-- WORK INSTRUCTIONS --
Extract the complete listing and output it unchanged.

Stored data entries
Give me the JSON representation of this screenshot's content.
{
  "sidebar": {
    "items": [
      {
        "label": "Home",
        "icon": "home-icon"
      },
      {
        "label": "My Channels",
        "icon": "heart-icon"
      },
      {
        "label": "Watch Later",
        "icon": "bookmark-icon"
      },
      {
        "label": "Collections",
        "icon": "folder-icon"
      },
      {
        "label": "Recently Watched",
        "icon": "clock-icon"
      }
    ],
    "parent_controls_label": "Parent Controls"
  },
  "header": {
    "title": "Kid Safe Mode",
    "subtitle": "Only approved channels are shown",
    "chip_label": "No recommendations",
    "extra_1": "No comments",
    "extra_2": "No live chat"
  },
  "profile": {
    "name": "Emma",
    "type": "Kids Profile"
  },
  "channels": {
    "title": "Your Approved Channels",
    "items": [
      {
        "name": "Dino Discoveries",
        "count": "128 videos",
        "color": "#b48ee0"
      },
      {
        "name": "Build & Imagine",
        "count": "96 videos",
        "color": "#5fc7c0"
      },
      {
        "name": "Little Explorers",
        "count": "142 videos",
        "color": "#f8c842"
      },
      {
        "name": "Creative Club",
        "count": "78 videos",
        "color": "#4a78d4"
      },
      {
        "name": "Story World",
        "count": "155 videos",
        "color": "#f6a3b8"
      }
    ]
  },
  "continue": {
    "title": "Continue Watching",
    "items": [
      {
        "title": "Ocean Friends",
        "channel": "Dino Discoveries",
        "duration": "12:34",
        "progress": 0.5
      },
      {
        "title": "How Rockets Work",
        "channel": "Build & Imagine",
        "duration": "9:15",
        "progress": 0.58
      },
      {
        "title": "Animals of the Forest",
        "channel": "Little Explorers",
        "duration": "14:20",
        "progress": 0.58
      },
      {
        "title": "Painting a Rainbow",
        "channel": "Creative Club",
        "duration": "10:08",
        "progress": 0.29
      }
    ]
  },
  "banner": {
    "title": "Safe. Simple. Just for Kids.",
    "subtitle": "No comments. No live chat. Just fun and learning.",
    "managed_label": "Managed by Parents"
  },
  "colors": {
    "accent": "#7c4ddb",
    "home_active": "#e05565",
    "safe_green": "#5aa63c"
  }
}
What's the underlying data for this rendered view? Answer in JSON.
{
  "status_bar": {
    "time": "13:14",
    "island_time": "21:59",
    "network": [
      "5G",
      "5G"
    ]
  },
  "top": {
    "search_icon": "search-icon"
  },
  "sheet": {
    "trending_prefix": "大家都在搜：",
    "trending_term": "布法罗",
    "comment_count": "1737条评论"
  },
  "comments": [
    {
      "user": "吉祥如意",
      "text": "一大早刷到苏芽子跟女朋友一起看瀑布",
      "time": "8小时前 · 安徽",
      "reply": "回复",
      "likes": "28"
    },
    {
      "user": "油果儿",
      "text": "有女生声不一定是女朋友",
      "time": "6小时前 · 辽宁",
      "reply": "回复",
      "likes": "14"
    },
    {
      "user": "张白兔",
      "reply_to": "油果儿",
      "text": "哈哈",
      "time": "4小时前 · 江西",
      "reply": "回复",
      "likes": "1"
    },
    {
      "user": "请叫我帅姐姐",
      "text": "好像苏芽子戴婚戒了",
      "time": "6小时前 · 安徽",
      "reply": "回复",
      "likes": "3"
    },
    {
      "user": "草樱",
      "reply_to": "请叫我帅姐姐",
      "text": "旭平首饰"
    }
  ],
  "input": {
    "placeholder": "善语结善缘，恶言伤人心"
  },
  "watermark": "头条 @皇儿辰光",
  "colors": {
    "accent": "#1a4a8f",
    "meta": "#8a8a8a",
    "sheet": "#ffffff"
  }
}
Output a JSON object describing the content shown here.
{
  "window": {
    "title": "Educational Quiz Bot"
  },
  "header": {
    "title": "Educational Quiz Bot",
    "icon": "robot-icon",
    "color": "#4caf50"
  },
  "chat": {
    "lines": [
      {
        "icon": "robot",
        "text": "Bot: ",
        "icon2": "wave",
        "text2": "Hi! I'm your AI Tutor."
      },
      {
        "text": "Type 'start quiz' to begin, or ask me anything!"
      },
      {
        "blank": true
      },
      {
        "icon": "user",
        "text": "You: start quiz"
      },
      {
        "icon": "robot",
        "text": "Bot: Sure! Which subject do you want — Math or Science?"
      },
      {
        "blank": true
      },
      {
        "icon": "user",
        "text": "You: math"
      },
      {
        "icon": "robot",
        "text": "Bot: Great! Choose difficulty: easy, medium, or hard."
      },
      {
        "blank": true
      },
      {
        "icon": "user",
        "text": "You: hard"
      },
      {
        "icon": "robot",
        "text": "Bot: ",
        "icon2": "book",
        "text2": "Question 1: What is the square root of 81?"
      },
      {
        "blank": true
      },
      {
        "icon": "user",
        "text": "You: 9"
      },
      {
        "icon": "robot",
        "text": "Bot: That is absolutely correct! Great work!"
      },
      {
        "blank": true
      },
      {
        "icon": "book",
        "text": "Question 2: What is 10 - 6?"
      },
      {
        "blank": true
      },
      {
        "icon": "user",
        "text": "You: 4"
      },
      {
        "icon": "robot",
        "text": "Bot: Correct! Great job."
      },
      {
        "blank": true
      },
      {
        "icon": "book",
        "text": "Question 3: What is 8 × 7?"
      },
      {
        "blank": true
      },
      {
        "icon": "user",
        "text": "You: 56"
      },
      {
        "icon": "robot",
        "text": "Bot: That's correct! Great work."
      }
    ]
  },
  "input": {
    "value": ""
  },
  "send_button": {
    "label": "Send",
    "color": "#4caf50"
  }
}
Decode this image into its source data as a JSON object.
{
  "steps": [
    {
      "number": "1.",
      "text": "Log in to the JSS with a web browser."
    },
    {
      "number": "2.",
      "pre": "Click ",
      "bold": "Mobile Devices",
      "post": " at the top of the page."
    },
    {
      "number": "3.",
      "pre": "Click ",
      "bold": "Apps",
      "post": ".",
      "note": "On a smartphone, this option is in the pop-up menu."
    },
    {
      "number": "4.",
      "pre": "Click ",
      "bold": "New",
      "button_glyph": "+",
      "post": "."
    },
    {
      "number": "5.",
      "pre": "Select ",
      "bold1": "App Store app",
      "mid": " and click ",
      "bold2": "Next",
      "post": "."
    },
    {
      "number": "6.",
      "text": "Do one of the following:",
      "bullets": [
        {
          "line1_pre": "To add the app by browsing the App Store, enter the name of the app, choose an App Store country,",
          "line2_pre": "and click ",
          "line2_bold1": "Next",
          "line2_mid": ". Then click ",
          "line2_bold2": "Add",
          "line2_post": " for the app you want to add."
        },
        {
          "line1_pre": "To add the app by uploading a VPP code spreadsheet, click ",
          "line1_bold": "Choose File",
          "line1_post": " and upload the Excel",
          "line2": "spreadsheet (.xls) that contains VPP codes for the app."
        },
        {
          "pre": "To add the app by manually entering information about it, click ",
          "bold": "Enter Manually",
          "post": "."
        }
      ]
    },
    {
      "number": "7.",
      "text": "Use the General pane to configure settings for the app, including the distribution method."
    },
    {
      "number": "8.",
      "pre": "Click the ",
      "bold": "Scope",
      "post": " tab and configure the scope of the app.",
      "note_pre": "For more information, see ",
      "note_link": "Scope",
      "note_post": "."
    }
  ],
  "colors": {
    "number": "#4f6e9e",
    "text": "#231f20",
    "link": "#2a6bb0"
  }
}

-- OUTPUT OF THE TASK --
Give me the JSON representation of this screenshot's content.
{
  "sidebar": {
    "items": [
      {
        "label": "Home",
        "icon": "home-icon"
      },
      {
        "label": "My Channels",
        "icon": "heart-icon"
      },
      {
        "label": "Watch Later",
        "icon": "bookmark-icon"
      },
      {
        "label": "Collections",
        "icon": "folder-icon"
      },
      {
        "label": "Recently Watched",
        "icon": "clock-icon"
      }
    ],
    "parent_controls_label": "Parent Controls"
  },
  "header": {
    "title": "Kid Safe Mode",
    "subtitle": "Only approved channels are shown",
    "chip_label": "No recommendations",
    "extra_1": "No comments",
    "extra_2": "No live chat"
  },
  "profile": {
    "name": "Emma",
    "type": "Kids Profile"
  },
  "channels": {
    "title": "Your Approved Channels",
    "items": [
      {
        "name": "Dino Discoveries",
        "count": "128 videos",
        "color": "#b48ee0"
      },
      {
        "name": "Build & Imagine",
        "count": "96 videos",
        "color": "#5fc7c0"
      },
      {
        "name": "Little Explorers",
        "count": "142 videos",
        "color": "#f8c842"
      },
      {
        "name": "Creative Club",
        "count": "78 videos",
        "color": "#4a78d4"
      },
      {
        "name": "Story World",
        "count": "155 videos",
        "color": "#f6a3b8"
      }
    ]
  },
  "continue": {
    "title": "Continue Watching",
    "items": [
      {
        "title": "Ocean Friends",
        "channel": "Dino Discoveries",
        "duration": "12:34",
        "progress": 0.5
      },
      {
        "title": "How Rockets Work",
        "channel": "Build & Imagine",
        "duration": "9:15",
        "progress": 0.58
      },
      {
        "title": "Animals of the Forest",
        "channel": "Little Explorers",
        "duration": "14:20",
        "progress": 0.58
      },
      {
        "title": "Painting a Rainbow",
        "channel": "Creative Club",
        "duration": "10:08",
        "progress": 0.29
      }
    ]
  },
  "banner": {
    "title": "Safe. Simple. Just for Kids.",
    "subtitle": "No comments. No live chat. Just fun and learning.",
    "managed_label": "Managed by Parents"
  },
  "colors": {
    "accent": "#7c4ddb",
    "home_active": "#e05565",
    "safe_green": "#5aa63c"
  }
}
What's the underlying data for this rendered view? Answer in JSON.
{
  "status_bar": {
    "time": "13:14",
    "island_time": "21:59",
    "network": [
      "5G",
      "5G"
    ]
  },
  "top": {
    "search_icon": "search-icon"
  },
  "sheet": {
    "trending_prefix": "大家都在搜：",
    "trending_term": "布法罗",
    "comment_count": "1737条评论"
  },
  "comments": [
    {
      "user": "吉祥如意",
      "text": "一大早刷到苏芽子跟女朋友一起看瀑布",
      "time": "8小时前 · 安徽",
      "reply": "回复",
      "likes": "28"
    },
    {
      "user": "油果儿",
      "text": "有女生声不一定是女朋友",
      "time": "6小时前 · 辽宁",
      "reply": "回复",
      "likes": "14"
    },
    {
      "user": "张白兔",
      "reply_to": "油果儿",
      "text": "哈哈",
      "time": "4小时前 · 江西",
      "reply": "回复",
      "likes": "1"
    },
    {
      "user": "请叫我帅姐姐",
      "text": "好像苏芽子戴婚戒了",
      "time": "6小时前 · 安徽",
      "reply": "回复",
      "likes": "3"
    },
    {
      "user": "草樱",
      "reply_to": "请叫我帅姐姐",
      "text": "旭平首饰"
    }
  ],
  "input": {
    "placeholder": "善语结善缘，恶言伤人心"
  },
  "watermark": "头条 @皇儿辰光",
  "colors": {
    "accent": "#1a4a8f",
    "meta": "#8a8a8a",
    "sheet": "#ffffff"
  }
}
Output a JSON object describing the content shown here.
{
  "window": {
    "title": "Educational Quiz Bot"
  },
  "header": {
    "title": "Educational Quiz Bot",
    "icon": "robot-icon",
    "color": "#4caf50"
  },
  "chat": {
    "lines": [
      {
        "icon": "robot",
        "text": "Bot: ",
        "icon2": "wave",
        "text2": "Hi! I'm your AI Tutor."
      },
      {
        "text": "Type 'start quiz' to begin, or ask me anything!"
      },
      {
        "blank": true
      },
      {
        "icon": "user",
        "text": "You: start quiz"
      },
      {
        "icon": "robot",
        "text": "Bot: Sure! Which subject do you want — Math or Science?"
      },
      {
        "blank": true
      },
      {
        "icon": "user",
        "text": "You: math"
      },
      {
        "icon": "robot",
        "text": "Bot: Great! Choose difficulty: easy, medium, or hard."
      },
      {
        "blank": true
      },
      {
        "icon": "user",
        "text": "You: hard"
      },
      {
        "icon": "robot",
        "text": "Bot: ",
        "icon2": "book",
        "text2": "Question 1: What is the square root of 81?"
      },
      {
        "blank": true
      },
      {
        "icon": "user",
        "text": "You: 9"
      },
      {
        "icon": "robot",
        "text": "Bot: That is absolutely correct! Great work!"
      },
      {
        "blank": true
      },
      {
        "icon": "book",
        "text": "Question 2: What is 10 - 6?"
      },
      {
        "blank": true
      },
      {
        "icon": "user",
        "text": "You: 4"
      },
      {
        "icon": "robot",
        "text": "Bot: Correct! Great job."
      },
      {
        "blank": true
      },
      {
        "icon": "book",
        "text": "Question 3: What is 8 × 7?"
      },
      {
        "blank": true
      },
      {
        "icon": "user",
        "text": "You: 56"
      },
      {
        "icon": "robot",
        "text": "Bot: That's correct! Great work."
      }
    ]
  },
  "input": {
    "value": ""
  },
  "send_button": {
    "label": "Send",
    "color": "#4caf50"
  }
}
Decode this image into its source data as a JSON object.
{
  "steps": [
    {
      "number": "1.",
      "text": "Log in to the JSS with a web browser."
    },
    {
      "number": "2.",
      "pre": "Click ",
      "bold": "Mobile Devices",
      "post": " at the top of the page."
    },
    {
      "number": "3.",
      "pre": "Click ",
      "bold": "Apps",
      "post": ".",
      "note": "On a smartphone, this option is in the pop-up menu."
    },
    {
      "number": "4.",
      "pre": "Click ",
      "bold": "New",
      "button_glyph": "+",
      "post": "."
    },
    {
      "number": "5.",
      "pre": "Select ",
      "bold1": "App Store app",
      "mid": " and click ",
      "bold2": "Next",
      "post": "."
    },
    {
      "number": "6.",
      "text": "Do one of the following:",
      "bullets": [
        {
          "line1_pre": "To add the app by browsing the App Store, enter the name of the app, choose an App Store country,",
          "line2_pre": "and click ",
          "line2_bold1": "Next",
          "line2_mid": ". Then click ",
          "line2_bold2": "Add",
          "line2_post": " for the app you want to add."
        },
        {
          "line1_pre": "To add the app by uploading a VPP code spreadsheet, click ",
          "line1_bold": "Choose File",
          "line1_post": " and upload the Excel",
          "line2": "spreadsheet (.xls) that contains VPP codes for the app."
        },
        {
          "pre": "To add the app by manually entering information about it, click ",
          "bold": "Enter Manually",
          "post": "."
        }
      ]
    },
    {
      "number": "7.",
      "text": "Use the General pane to configure settings for the app, including the distribution method."
    },
    {
      "number": "8.",
      "pre": "Click the ",
      "bold": "Scope",
      "post": " tab and configure the scope of the app.",
      "note_pre": "For more information, see ",
      "note_link": "Scope",
      "note_post": "."
    }
  ],
  "colors": {
    "number": "#4f6e9e",
    "text": "#231f20",
    "link": "#2a6bb0"
  }
}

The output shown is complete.